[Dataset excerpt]
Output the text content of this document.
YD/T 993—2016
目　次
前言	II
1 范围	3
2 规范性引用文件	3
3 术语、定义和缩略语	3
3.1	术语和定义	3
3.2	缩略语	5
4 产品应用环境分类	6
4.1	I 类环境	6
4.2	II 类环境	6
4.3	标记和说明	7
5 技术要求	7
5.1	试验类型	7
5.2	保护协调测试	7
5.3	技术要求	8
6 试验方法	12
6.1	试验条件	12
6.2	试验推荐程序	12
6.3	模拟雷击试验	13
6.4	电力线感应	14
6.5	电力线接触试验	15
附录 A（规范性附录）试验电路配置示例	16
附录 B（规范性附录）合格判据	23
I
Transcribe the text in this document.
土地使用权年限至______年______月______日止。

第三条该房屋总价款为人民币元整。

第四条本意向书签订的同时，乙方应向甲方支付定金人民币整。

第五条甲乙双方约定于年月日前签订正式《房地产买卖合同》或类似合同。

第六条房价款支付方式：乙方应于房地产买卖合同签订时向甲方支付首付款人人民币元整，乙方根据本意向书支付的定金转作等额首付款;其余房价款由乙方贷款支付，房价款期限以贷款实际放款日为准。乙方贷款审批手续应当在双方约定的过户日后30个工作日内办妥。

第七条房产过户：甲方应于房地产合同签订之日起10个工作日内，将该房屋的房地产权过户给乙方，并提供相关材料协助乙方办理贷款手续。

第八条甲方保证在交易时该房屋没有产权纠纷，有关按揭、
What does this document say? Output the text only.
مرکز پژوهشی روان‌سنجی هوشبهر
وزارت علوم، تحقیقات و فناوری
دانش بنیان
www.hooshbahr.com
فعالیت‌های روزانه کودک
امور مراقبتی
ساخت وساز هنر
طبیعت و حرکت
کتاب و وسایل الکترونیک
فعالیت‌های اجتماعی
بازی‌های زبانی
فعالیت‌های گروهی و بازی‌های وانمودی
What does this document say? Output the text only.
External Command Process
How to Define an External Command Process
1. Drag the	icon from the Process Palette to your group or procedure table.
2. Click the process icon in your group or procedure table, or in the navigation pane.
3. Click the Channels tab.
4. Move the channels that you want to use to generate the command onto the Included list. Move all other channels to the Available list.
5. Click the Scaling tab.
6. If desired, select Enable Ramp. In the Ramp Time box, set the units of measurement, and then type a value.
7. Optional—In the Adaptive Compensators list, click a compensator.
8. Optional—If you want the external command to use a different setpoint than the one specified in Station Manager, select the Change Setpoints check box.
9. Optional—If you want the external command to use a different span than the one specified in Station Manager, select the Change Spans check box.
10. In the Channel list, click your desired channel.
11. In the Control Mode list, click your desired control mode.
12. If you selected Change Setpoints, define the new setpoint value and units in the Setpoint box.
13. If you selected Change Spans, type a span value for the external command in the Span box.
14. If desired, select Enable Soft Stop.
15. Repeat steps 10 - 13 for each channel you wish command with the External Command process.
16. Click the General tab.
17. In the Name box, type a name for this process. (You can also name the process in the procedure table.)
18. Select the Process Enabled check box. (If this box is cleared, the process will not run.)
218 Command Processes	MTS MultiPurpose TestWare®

### GOAL OF THE EXERCISE
Return only the number of lines in the entries that contain the string "document".

### COMPLETE ANSWER
4